- Data excerpts -
□ □ □ □ □

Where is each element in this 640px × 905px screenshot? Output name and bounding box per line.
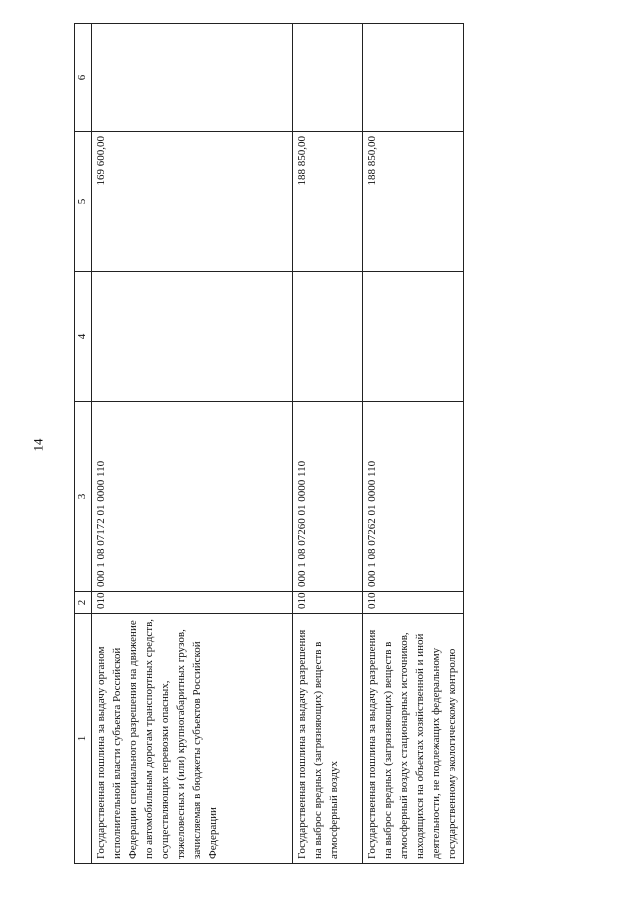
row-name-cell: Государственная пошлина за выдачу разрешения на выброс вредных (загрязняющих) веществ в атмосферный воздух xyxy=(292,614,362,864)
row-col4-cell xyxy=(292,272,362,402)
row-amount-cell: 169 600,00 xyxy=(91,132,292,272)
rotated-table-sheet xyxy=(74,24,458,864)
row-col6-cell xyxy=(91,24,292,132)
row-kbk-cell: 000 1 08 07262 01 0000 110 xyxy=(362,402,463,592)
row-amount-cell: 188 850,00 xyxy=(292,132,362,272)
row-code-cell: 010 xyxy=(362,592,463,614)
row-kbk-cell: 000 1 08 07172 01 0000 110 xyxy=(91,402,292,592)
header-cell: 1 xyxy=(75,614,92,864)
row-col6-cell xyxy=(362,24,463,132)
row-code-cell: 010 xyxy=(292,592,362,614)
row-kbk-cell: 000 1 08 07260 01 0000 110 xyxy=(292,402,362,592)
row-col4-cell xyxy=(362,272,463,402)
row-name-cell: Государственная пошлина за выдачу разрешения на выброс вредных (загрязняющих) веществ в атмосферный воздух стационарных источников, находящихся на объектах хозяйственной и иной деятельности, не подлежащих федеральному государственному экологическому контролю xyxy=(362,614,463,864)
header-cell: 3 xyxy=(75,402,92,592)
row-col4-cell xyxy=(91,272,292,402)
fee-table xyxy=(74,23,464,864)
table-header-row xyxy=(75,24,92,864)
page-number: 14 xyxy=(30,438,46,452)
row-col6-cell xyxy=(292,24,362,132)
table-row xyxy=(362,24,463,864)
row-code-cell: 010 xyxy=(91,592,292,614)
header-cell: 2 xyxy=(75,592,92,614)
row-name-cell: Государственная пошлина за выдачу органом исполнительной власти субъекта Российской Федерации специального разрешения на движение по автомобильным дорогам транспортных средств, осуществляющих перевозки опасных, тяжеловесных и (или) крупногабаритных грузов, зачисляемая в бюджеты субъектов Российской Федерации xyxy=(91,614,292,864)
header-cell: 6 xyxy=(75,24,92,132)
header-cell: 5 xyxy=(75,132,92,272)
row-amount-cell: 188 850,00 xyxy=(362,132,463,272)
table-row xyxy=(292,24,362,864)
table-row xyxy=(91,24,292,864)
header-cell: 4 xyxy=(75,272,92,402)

□ □ □ □ □

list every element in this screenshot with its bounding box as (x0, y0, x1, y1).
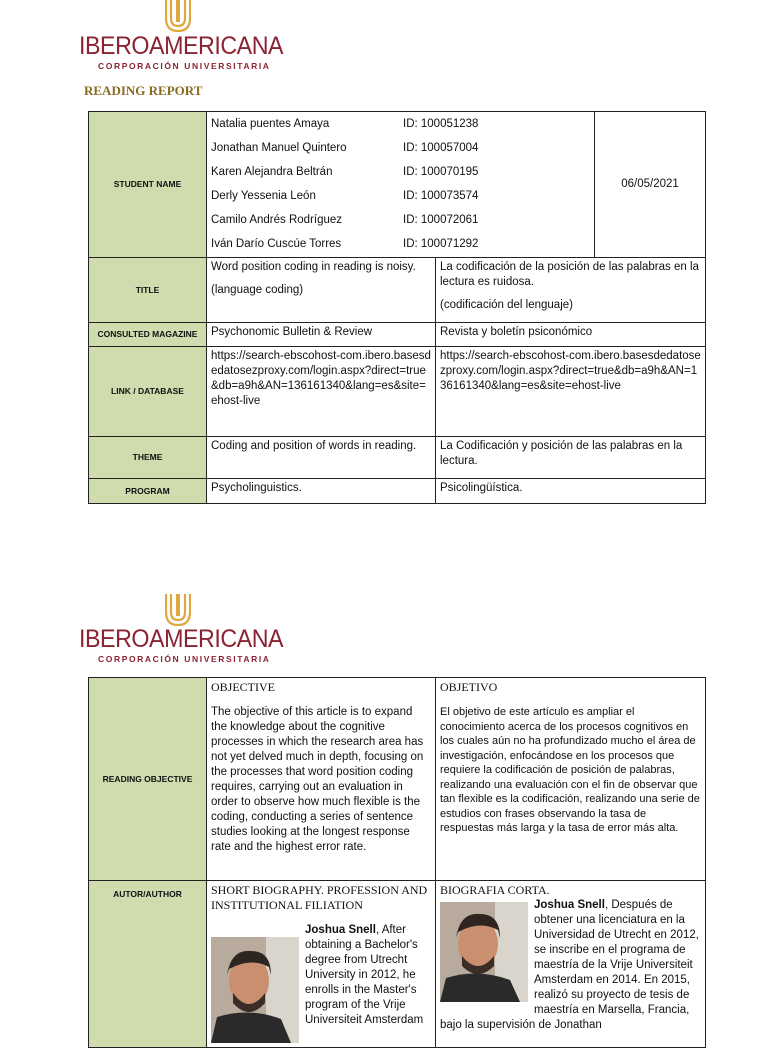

□ □ □ □ □

- Your instructions -
Pick out every line above that contains the word "пошлина", treating uppercase and lowercase as different.

- Solution for this problem -
row-name-cell: Государственная пошлина за выдачу разрешения на выброс вредных (загрязняющих) веществ в атмосферный воздух xyxy=(292,614,362,864)
row-name-cell: Государственная пошлина за выдачу разрешения на выброс вредных (загрязняющих) веществ в атмосферный воздух стационарных источников, находящихся на объектах хозяйственной и иной деятельности, не подлежащих федеральному государственному экологическому контролю xyxy=(362,614,463,864)
row-name-cell: Государственная пошлина за выдачу органом исполнительной власти субъекта Российской Федерации специального разрешения на движение по автомобильным дорогам транспортных средств, осуществляющих перевозки опасных, тяжеловесных и (или) крупногабаритных грузов, зачисляемая в бюджеты субъектов Российской Федерации xyxy=(91,614,292,864)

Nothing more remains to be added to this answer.